--- start of Exercise input ---
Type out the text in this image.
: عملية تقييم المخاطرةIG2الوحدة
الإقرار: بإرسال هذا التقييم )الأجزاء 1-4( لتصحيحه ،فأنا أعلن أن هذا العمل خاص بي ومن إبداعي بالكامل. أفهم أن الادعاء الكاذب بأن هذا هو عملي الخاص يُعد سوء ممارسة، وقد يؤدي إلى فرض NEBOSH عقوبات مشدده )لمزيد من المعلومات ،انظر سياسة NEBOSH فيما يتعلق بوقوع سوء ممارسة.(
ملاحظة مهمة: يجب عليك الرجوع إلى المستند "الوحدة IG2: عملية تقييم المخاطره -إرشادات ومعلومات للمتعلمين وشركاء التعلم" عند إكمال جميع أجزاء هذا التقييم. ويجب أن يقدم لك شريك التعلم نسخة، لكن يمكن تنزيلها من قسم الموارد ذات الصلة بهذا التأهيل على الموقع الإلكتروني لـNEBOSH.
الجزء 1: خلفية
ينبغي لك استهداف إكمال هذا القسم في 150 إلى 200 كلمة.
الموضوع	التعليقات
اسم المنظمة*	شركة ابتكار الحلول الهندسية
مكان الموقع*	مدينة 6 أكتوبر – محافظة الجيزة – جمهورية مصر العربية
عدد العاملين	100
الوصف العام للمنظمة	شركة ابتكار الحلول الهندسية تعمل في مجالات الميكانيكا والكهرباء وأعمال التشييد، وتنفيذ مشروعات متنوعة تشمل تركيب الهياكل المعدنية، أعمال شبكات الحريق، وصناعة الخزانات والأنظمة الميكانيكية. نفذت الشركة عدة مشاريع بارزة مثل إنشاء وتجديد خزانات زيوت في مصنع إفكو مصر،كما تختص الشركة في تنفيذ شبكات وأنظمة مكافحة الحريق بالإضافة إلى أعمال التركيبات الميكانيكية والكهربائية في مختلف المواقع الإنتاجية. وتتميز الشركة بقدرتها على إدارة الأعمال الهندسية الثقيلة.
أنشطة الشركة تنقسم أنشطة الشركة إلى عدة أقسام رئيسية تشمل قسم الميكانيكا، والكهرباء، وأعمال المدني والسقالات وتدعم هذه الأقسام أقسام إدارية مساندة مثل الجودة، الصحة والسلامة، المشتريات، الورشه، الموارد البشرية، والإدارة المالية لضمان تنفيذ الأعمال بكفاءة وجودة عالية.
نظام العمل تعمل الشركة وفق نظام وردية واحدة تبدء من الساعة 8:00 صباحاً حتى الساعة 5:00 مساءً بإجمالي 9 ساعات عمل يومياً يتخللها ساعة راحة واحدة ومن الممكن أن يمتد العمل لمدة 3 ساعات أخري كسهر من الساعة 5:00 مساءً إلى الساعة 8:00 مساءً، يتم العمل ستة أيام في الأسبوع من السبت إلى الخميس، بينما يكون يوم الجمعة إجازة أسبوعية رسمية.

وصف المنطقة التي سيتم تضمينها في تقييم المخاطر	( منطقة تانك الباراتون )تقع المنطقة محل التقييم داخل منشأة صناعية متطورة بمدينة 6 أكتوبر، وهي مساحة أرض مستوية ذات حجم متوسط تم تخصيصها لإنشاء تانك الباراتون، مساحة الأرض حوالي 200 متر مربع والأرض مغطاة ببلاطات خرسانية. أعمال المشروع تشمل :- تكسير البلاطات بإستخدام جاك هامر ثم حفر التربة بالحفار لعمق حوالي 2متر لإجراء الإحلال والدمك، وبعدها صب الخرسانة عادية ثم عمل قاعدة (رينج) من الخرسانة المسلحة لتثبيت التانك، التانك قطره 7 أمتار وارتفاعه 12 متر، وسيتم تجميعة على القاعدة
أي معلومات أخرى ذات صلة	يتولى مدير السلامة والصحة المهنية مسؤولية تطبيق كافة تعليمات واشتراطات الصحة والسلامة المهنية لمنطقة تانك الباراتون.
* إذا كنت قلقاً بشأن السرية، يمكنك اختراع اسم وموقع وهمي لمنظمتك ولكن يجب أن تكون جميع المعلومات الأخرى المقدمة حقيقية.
--- end of Exercise input ---
**Stated problem**
Exactly reproduce every line of the records.

**The answer**
Type out the text in this image.
: عملية تقييم المخاطرةIG2الوحدة
الإقرار: بإرسال هذا التقييم )الأجزاء 1-4( لتصحيحه ،فأنا أعلن أن هذا العمل خاص بي ومن إبداعي بالكامل. أفهم أن الادعاء الكاذب بأن هذا هو عملي الخاص يُعد سوء ممارسة، وقد يؤدي إلى فرض NEBOSH عقوبات مشدده )لمزيد من المعلومات ،انظر سياسة NEBOSH فيما يتعلق بوقوع سوء ممارسة.(
ملاحظة مهمة: يجب عليك الرجوع إلى المستند "الوحدة IG2: عملية تقييم المخاطره -إرشادات ومعلومات للمتعلمين وشركاء التعلم" عند إكمال جميع أجزاء هذا التقييم. ويجب أن يقدم لك شريك التعلم نسخة، لكن يمكن تنزيلها من قسم الموارد ذات الصلة بهذا التأهيل على الموقع الإلكتروني لـNEBOSH.
الجزء 1: خلفية
ينبغي لك استهداف إكمال هذا القسم في 150 إلى 200 كلمة.
الموضوع	التعليقات
اسم المنظمة*	شركة ابتكار الحلول الهندسية
مكان الموقع*	مدينة 6 أكتوبر – محافظة الجيزة – جمهورية مصر العربية
عدد العاملين	100
الوصف العام للمنظمة	شركة ابتكار الحلول الهندسية تعمل في مجالات الميكانيكا والكهرباء وأعمال التشييد، وتنفيذ مشروعات متنوعة تشمل تركيب الهياكل المعدنية، أعمال شبكات الحريق، وصناعة الخزانات والأنظمة الميكانيكية. نفذت الشركة عدة مشاريع بارزة مثل إنشاء وتجديد خزانات زيوت في مصنع إفكو مصر،كما تختص الشركة في تنفيذ شبكات وأنظمة مكافحة الحريق بالإضافة إلى أعمال التركيبات الميكانيكية والكهربائية في مختلف المواقع الإنتاجية. وتتميز الشركة بقدرتها على إدارة الأعمال الهندسية الثقيلة.
أنشطة الشركة تنقسم أنشطة الشركة إلى عدة أقسام رئيسية تشمل قسم الميكانيكا، والكهرباء، وأعمال المدني والسقالات وتدعم هذه الأقسام أقسام إدارية مساندة مثل الجودة، الصحة والسلامة، المشتريات، الورشه، الموارد البشرية، والإدارة المالية لضمان تنفيذ الأعمال بكفاءة وجودة عالية.
نظام العمل تعمل الشركة وفق نظام وردية واحدة تبدء من الساعة 8:00 صباحاً حتى الساعة 5:00 مساءً بإجمالي 9 ساعات عمل يومياً يتخللها ساعة راحة واحدة ومن الممكن أن يمتد العمل لمدة 3 ساعات أخري كسهر من الساعة 5:00 مساءً إلى الساعة 8:00 مساءً، يتم العمل ستة أيام في الأسبوع من السبت إلى الخميس، بينما يكون يوم الجمعة إجازة أسبوعية رسمية.

وصف المنطقة التي سيتم تضمينها في تقييم المخاطر	( منطقة تانك الباراتون )تقع المنطقة محل التقييم داخل منشأة صناعية متطورة بمدينة 6 أكتوبر، وهي مساحة أرض مستوية ذات حجم متوسط تم تخصيصها لإنشاء تانك الباراتون، مساحة الأرض حوالي 200 متر مربع والأرض مغطاة ببلاطات خرسانية. أعمال المشروع تشمل :- تكسير البلاطات بإستخدام جاك هامر ثم حفر التربة بالحفار لعمق حوالي 2متر لإجراء الإحلال والدمك، وبعدها صب الخرسانة عادية ثم عمل قاعدة (رينج) من الخرسانة المسلحة لتثبيت التانك، التانك قطره 7 أمتار وارتفاعه 12 متر، وسيتم تجميعة على القاعدة
أي معلومات أخرى ذات صلة	يتولى مدير السلامة والصحة المهنية مسؤولية تطبيق كافة تعليمات واشتراطات الصحة والسلامة المهنية لمنطقة تانك الباراتون.
* إذا كنت قلقاً بشأن السرية، يمكنك اختراع اسم وموقع وهمي لمنظمتك ولكن يجب أن تكون جميع المعلومات الأخرى المقدمة حقيقية.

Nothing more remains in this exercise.